(Data extracted from a collection)

/---

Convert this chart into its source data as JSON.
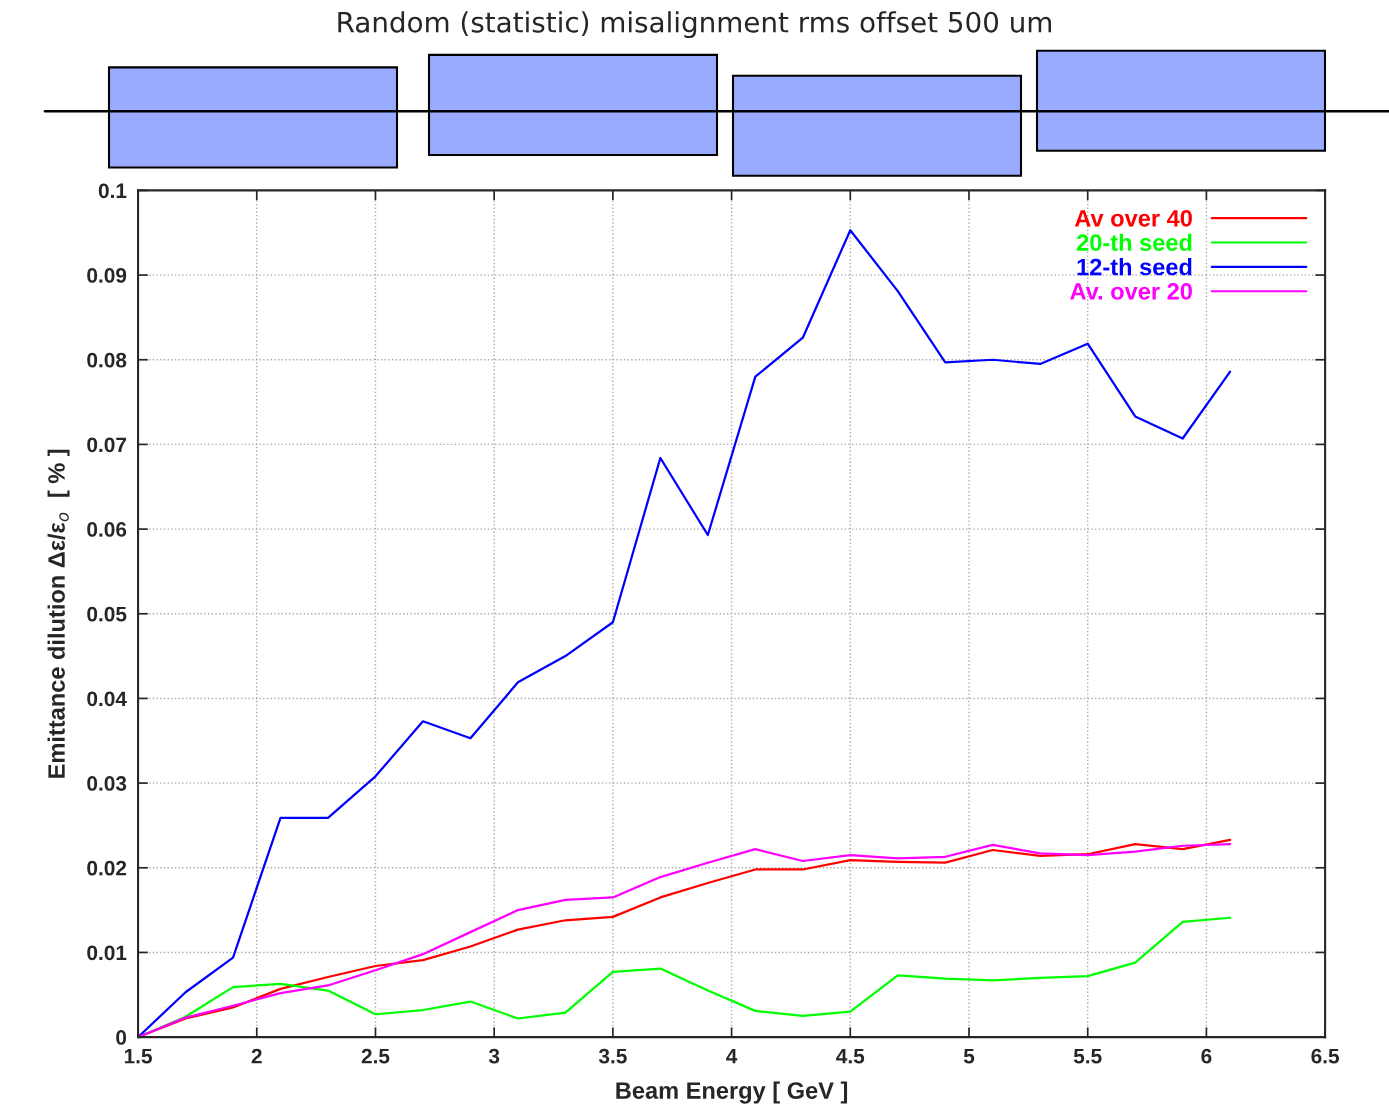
{
  "chart_data": {
    "type": "line",
    "title": "Random (statistic) misalignment rms offset 500 um",
    "xlabel": "Beam Energy [ GeV ]",
    "ylabel": "Emittance dilution Δε/ε$_{o}$  [ % ]",
    "x": [
      1.5,
      1.7,
      1.9,
      2.1,
      2.3,
      2.5,
      2.7,
      2.9,
      3.1,
      3.3,
      3.5,
      3.7,
      3.9,
      4.1,
      4.3,
      4.5,
      4.7,
      4.9,
      5.1,
      5.3,
      5.5,
      5.7,
      5.9,
      6.1
    ],
    "series": [
      {
        "name": "Av over 40",
        "color": "#ff0000",
        "values": [
          0,
          0.0022,
          0.0035,
          0.0057,
          0.0071,
          0.0084,
          0.0091,
          0.0107,
          0.0127,
          0.0138,
          0.0142,
          0.0165,
          0.0182,
          0.0198,
          0.0198,
          0.0209,
          0.0207,
          0.0206,
          0.0221,
          0.0214,
          0.0216,
          0.0228,
          0.0222,
          0.0233
        ]
      },
      {
        "name": "20-th seed",
        "color": "#00ff00",
        "values": [
          0,
          0.0024,
          0.0059,
          0.0063,
          0.0055,
          0.0027,
          0.0032,
          0.0042,
          0.0022,
          0.0029,
          0.0077,
          0.0081,
          0.0055,
          0.0031,
          0.0025,
          0.003,
          0.0073,
          0.0069,
          0.0067,
          0.007,
          0.0072,
          0.0088,
          0.0136,
          0.0141
        ]
      },
      {
        "name": "12-th seed",
        "color": "#0000ff",
        "values": [
          0,
          0.0053,
          0.0094,
          0.0259,
          0.0259,
          0.0308,
          0.0373,
          0.0353,
          0.0419,
          0.045,
          0.049,
          0.0684,
          0.0593,
          0.078,
          0.0826,
          0.0953,
          0.0881,
          0.0797,
          0.08,
          0.0795,
          0.0819,
          0.0733,
          0.0707,
          0.0786
        ]
      },
      {
        "name": "Av. over 20",
        "color": "#ff00ff",
        "values": [
          0,
          0.0023,
          0.0037,
          0.0052,
          0.0061,
          0.0079,
          0.0098,
          0.0124,
          0.015,
          0.0162,
          0.0165,
          0.0189,
          0.0206,
          0.0222,
          0.0208,
          0.0215,
          0.0211,
          0.0213,
          0.0227,
          0.0217,
          0.0215,
          0.0219,
          0.0226,
          0.0228
        ]
      }
    ],
    "xlim": [
      1.5,
      6.5
    ],
    "ylim": [
      0,
      0.1
    ],
    "xticks": [
      1.5,
      2,
      2.5,
      3,
      3.5,
      4,
      4.5,
      5,
      5.5,
      6,
      6.5
    ],
    "yticks": [
      0,
      0.01,
      0.02,
      0.03,
      0.04,
      0.05,
      0.06,
      0.07,
      0.08,
      0.09,
      0.1
    ],
    "grid": true,
    "legend": "top right",
    "line_style": "solid"
  }
}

\---

Set the entries down again exactly. Do not include the images.

• [CORRECT RESPONSE]
Convert this chart into its source data as JSON.
{
  "chart_data": {
    "type": "line",
    "title": "Random (statistic) misalignment rms offset 500 um",
    "xlabel": "Beam Energy [ GeV ]",
    "ylabel": "Emittance dilution Δε/ε$_{o}$  [ % ]",
    "x": [
      1.5,
      1.7,
      1.9,
      2.1,
      2.3,
      2.5,
      2.7,
      2.9,
      3.1,
      3.3,
      3.5,
      3.7,
      3.9,
      4.1,
      4.3,
      4.5,
      4.7,
      4.9,
      5.1,
      5.3,
      5.5,
      5.7,
      5.9,
      6.1
    ],
    "series": [
      {
        "name": "Av over 40",
        "color": "#ff0000",
        "values": [
          0,
          0.0022,
          0.0035,
          0.0057,
          0.0071,
          0.0084,
          0.0091,
          0.0107,
          0.0127,
          0.0138,
          0.0142,
          0.0165,
          0.0182,
          0.0198,
          0.0198,
          0.0209,
          0.0207,
          0.0206,
          0.0221,
          0.0214,
          0.0216,
          0.0228,
          0.0222,
          0.0233
        ]
      },
      {
        "name": "20-th seed",
        "color": "#00ff00",
        "values": [
          0,
          0.0024,
          0.0059,
          0.0063,
          0.0055,
          0.0027,
          0.0032,
          0.0042,
          0.0022,
          0.0029,
          0.0077,
          0.0081,
          0.0055,
          0.0031,
          0.0025,
          0.003,
          0.0073,
          0.0069,
          0.0067,
          0.007,
          0.0072,
          0.0088,
          0.0136,
          0.0141
        ]
      },
      {
        "name": "12-th seed",
        "color": "#0000ff",
        "values": [
          0,
          0.0053,
          0.0094,
          0.0259,
          0.0259,
          0.0308,
          0.0373,
          0.0353,
          0.0419,
          0.045,
          0.049,
          0.0684,
          0.0593,
          0.078,
          0.0826,
          0.0953,
          0.0881,
          0.0797,
          0.08,
          0.0795,
          0.0819,
          0.0733,
          0.0707,
          0.0786
        ]
      },
      {
        "name": "Av. over 20",
        "color": "#ff00ff",
        "values": [
          0,
          0.0023,
          0.0037,
          0.0052,
          0.0061,
          0.0079,
          0.0098,
          0.0124,
          0.015,
          0.0162,
          0.0165,
          0.0189,
          0.0206,
          0.0222,
          0.0208,
          0.0215,
          0.0211,
          0.0213,
          0.0227,
          0.0217,
          0.0215,
          0.0219,
          0.0226,
          0.0228
        ]
      }
    ],
    "xlim": [
      1.5,
      6.5
    ],
    "ylim": [
      0,
      0.1
    ],
    "xticks": [
      1.5,
      2,
      2.5,
      3,
      3.5,
      4,
      4.5,
      5,
      5.5,
      6,
      6.5
    ],
    "yticks": [
      0,
      0.01,
      0.02,
      0.03,
      0.04,
      0.05,
      0.06,
      0.07,
      0.08,
      0.09,
      0.1
    ],
    "grid": true,
    "legend": "top right",
    "line_style": "solid"
  }
}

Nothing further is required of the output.